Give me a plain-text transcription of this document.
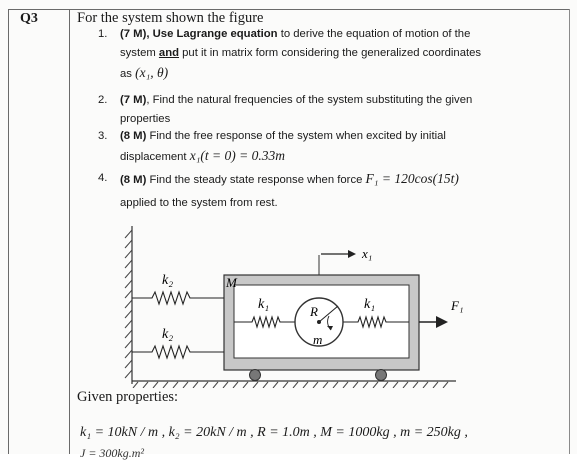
Q3	For the system shown the figure
1. (7 M), Use Lagrange equation to derive the equation of motion of the
system and put it in matrix form considering the generalized coordinates
as (x₁, θ)
2. (7 M), Find the natural frequencies of the system substituting the given
properties
3. (8 M) Find the free response of the system when excited by initial
displacement x₁(t = 0) = 0.33m
4. (8 M) Find the steady state response when force F₁ = 120cos(15t)
applied to the system from rest.
k₂
k₂
M
k₁	k₁
R
m
x₁
F₁
Given properties:
k₁ = 10kN / m , k₂ = 20kN / m , R = 1.0m , M = 1000kg , m = 250kg ,
J = 300kg.m²
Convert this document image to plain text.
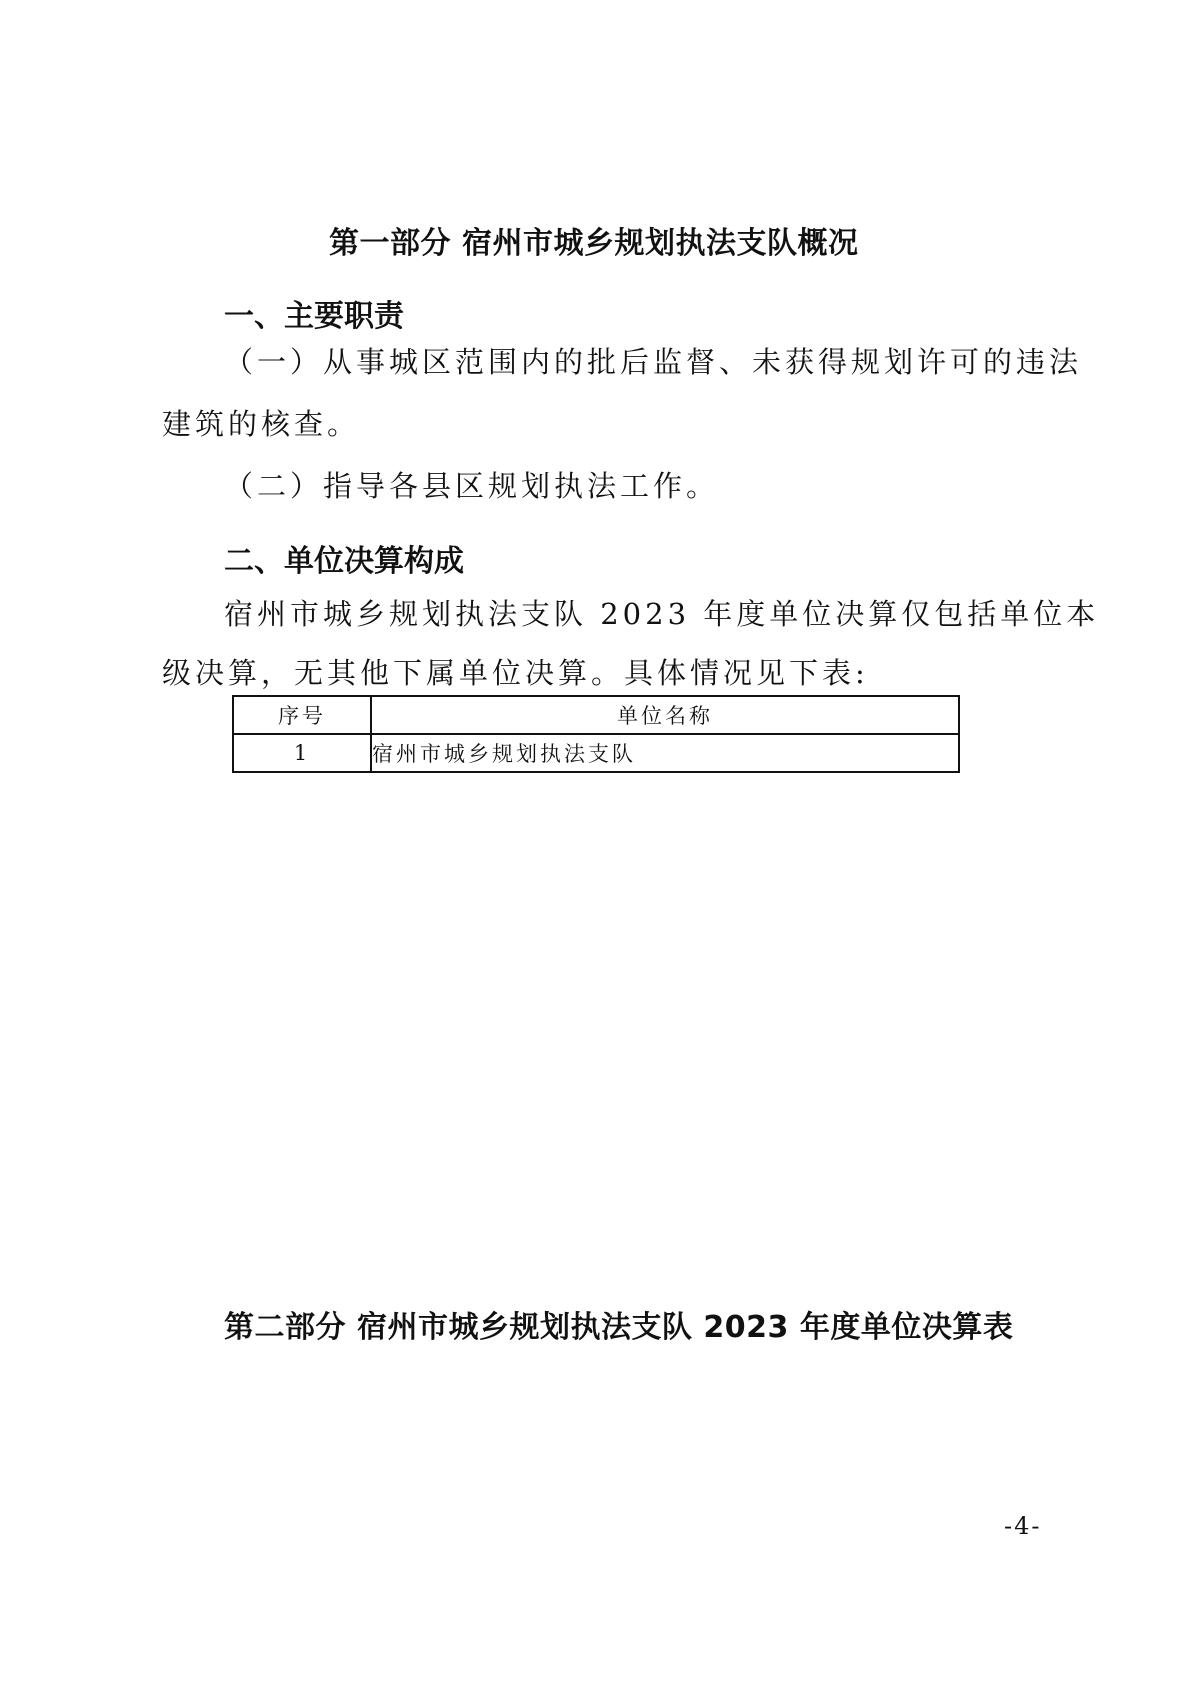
第一部分 宿州市城乡规划执法支队概况
一、主要职责
（一）从事城区范围内的批后监督、未获得规划许可的违法
建筑的核查。
（二）指导各县区规划执法工作。
二、单位决算构成
宿州市城乡规划执法支队 2023 年度单位决算仅包括单位本
级决算，无其他下属单位决算。具体情况见下表:
序号	单位名称
1	宿州市城乡规划执法支队
第二部分 宿州市城乡规划执法支队 2023 年度单位决算表
-4-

-------

▶ **THE REQUEST**
Above are the records; reproduce them exactly and leave out the pictures.

▶ **WRITTEN ANSWER**
Give me a plain-text transcription of this document.
Q3	For the system shown the figure
1. (7 M), Use Lagrange equation to derive the equation of motion of the
system and put it in matrix form considering the generalized coordinates
as (x₁, θ)
2. (7 M), Find the natural frequencies of the system substituting the given
properties
3. (8 M) Find the free response of the system when excited by initial
displacement x₁(t = 0) = 0.33m
4. (8 M) Find the steady state response when force F₁ = 120cos(15t)
applied to the system from rest.
k₂
k₂
M
k₁	k₁
R
m
x₁
F₁
Given properties:
k₁ = 10kN / m , k₂ = 20kN / m , R = 1.0m , M = 1000kg , m = 250kg ,
J = 300kg.m²
Convert this document image to plain text.
第一部分 宿州市城乡规划执法支队概况
一、主要职责
（一）从事城区范围内的批后监督、未获得规划许可的违法
建筑的核查。
（二）指导各县区规划执法工作。
二、单位决算构成
宿州市城乡规划执法支队 2023 年度单位决算仅包括单位本
级决算，无其他下属单位决算。具体情况见下表:
序号	单位名称
1	宿州市城乡规划执法支队
第二部分 宿州市城乡规划执法支队 2023 年度单位决算表
-4-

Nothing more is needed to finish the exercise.